Task
Set every record down verbatim and omit the pictures.

--- --- ---

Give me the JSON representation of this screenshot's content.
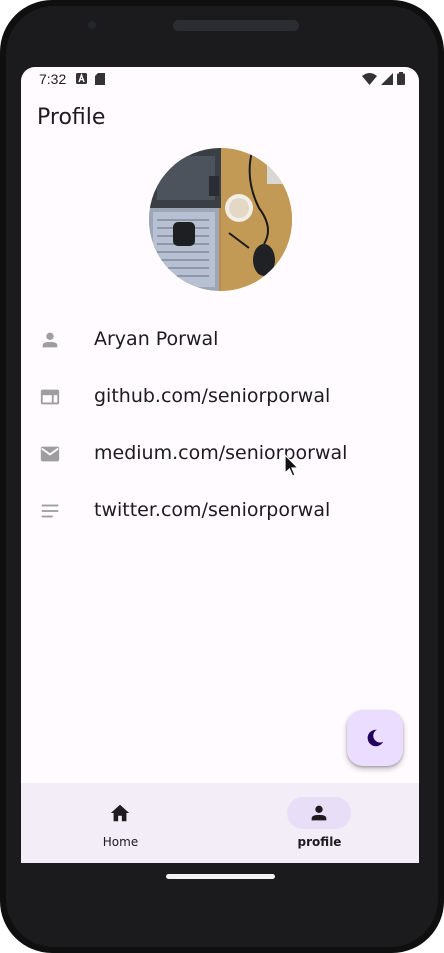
{
  "status_bar": {
    "time": "7:32"
  },
  "app_bar": {
    "title": "Profile"
  },
  "profile": {
    "items": [
      {
        "icon": "person-icon",
        "text": "Aryan Porwal"
      },
      {
        "icon": "web-icon",
        "text": "github.com/seniorporwal"
      },
      {
        "icon": "mail-icon",
        "text": "medium.com/seniorporwal"
      },
      {
        "icon": "notes-icon",
        "text": "twitter.com/seniorporwal"
      }
    ]
  },
  "fab": {
    "icon": "moon-icon"
  },
  "bottom_nav": {
    "items": [
      {
        "icon": "home-icon",
        "label": "Home",
        "selected": false
      },
      {
        "icon": "person-icon",
        "label": "profile",
        "selected": true
      }
    ]
  },
  "colors": {
    "background": "#fffbff",
    "nav_background": "#f3edf7",
    "fab_background": "#eaddff",
    "selected_indicator": "#e8def8",
    "icon_gray": "#9e9e9e",
    "text_primary": "#1c1b1f"
  }
}
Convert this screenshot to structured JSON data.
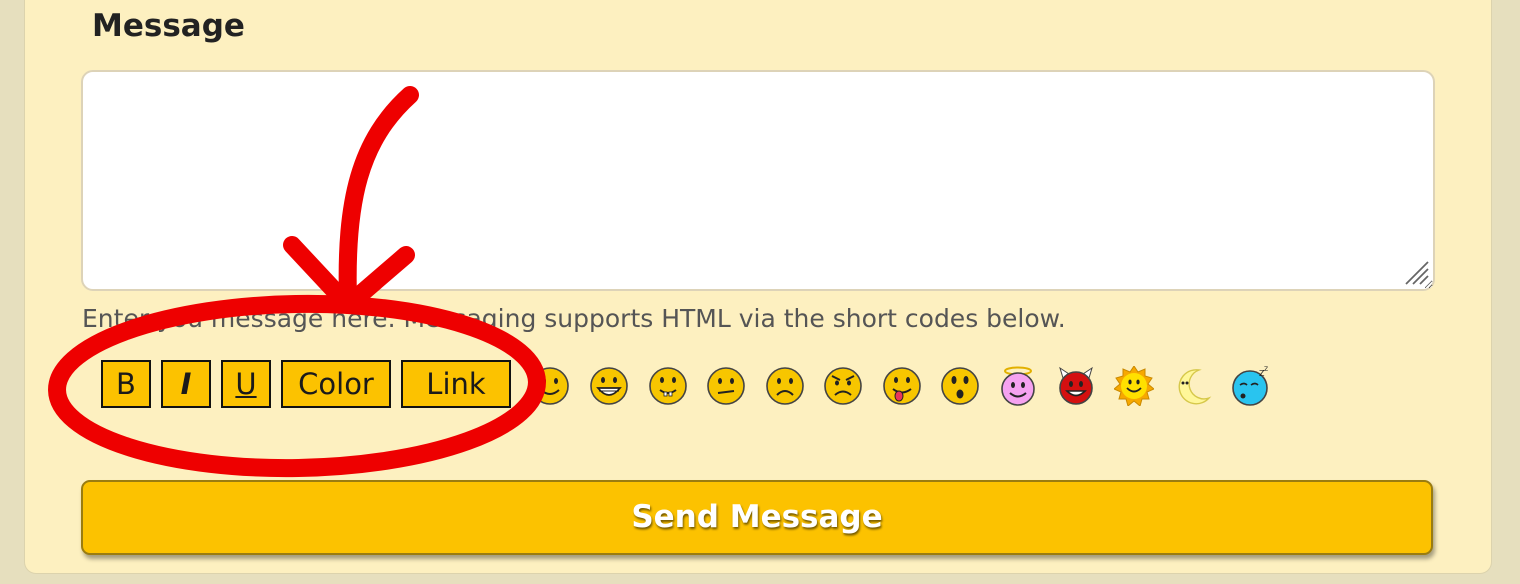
{
  "form": {
    "label": "Message",
    "textarea_value": "",
    "help_text": "Enter you message here. Messaging supports HTML via the short codes below.",
    "send_label": "Send Message"
  },
  "format_buttons": [
    {
      "label": "B"
    },
    {
      "label": "I"
    },
    {
      "label": "U"
    },
    {
      "label": "Color"
    },
    {
      "label": "Link"
    }
  ],
  "emoticons": [
    "smile",
    "grin",
    "teeth",
    "neutral",
    "sad",
    "angry",
    "tongue",
    "surprised",
    "angel",
    "devil",
    "sun",
    "moon",
    "sleepy"
  ],
  "colors": {
    "panel_bg": "#fdf0c0",
    "button_yellow": "#fcc200",
    "annotation_red": "#ee0000"
  }
}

--- --- ---

Result of the task
Give me the JSON representation of this screenshot's content.
{
  "status_bar": {
    "time": "7:32"
  },
  "app_bar": {
    "title": "Profile"
  },
  "profile": {
    "items": [
      {
        "icon": "person-icon",
        "text": "Aryan Porwal"
      },
      {
        "icon": "web-icon",
        "text": "github.com/seniorporwal"
      },
      {
        "icon": "mail-icon",
        "text": "medium.com/seniorporwal"
      },
      {
        "icon": "notes-icon",
        "text": "twitter.com/seniorporwal"
      }
    ]
  },
  "fab": {
    "icon": "moon-icon"
  },
  "bottom_nav": {
    "items": [
      {
        "icon": "home-icon",
        "label": "Home",
        "selected": false
      },
      {
        "icon": "person-icon",
        "label": "profile",
        "selected": true
      }
    ]
  },
  "colors": {
    "background": "#fffbff",
    "nav_background": "#f3edf7",
    "fab_background": "#eaddff",
    "selected_indicator": "#e8def8",
    "icon_gray": "#9e9e9e",
    "text_primary": "#1c1b1f"
  }
}
Convert this screenshot to structured JSON data.
{
  "form": {
    "label": "Message",
    "textarea_value": "",
    "help_text": "Enter you message here. Messaging supports HTML via the short codes below.",
    "send_label": "Send Message"
  },
  "format_buttons": [
    {
      "label": "B"
    },
    {
      "label": "I"
    },
    {
      "label": "U"
    },
    {
      "label": "Color"
    },
    {
      "label": "Link"
    }
  ],
  "emoticons": [
    "smile",
    "grin",
    "teeth",
    "neutral",
    "sad",
    "angry",
    "tongue",
    "surprised",
    "angel",
    "devil",
    "sun",
    "moon",
    "sleepy"
  ],
  "colors": {
    "panel_bg": "#fdf0c0",
    "button_yellow": "#fcc200",
    "annotation_red": "#ee0000"
  }
}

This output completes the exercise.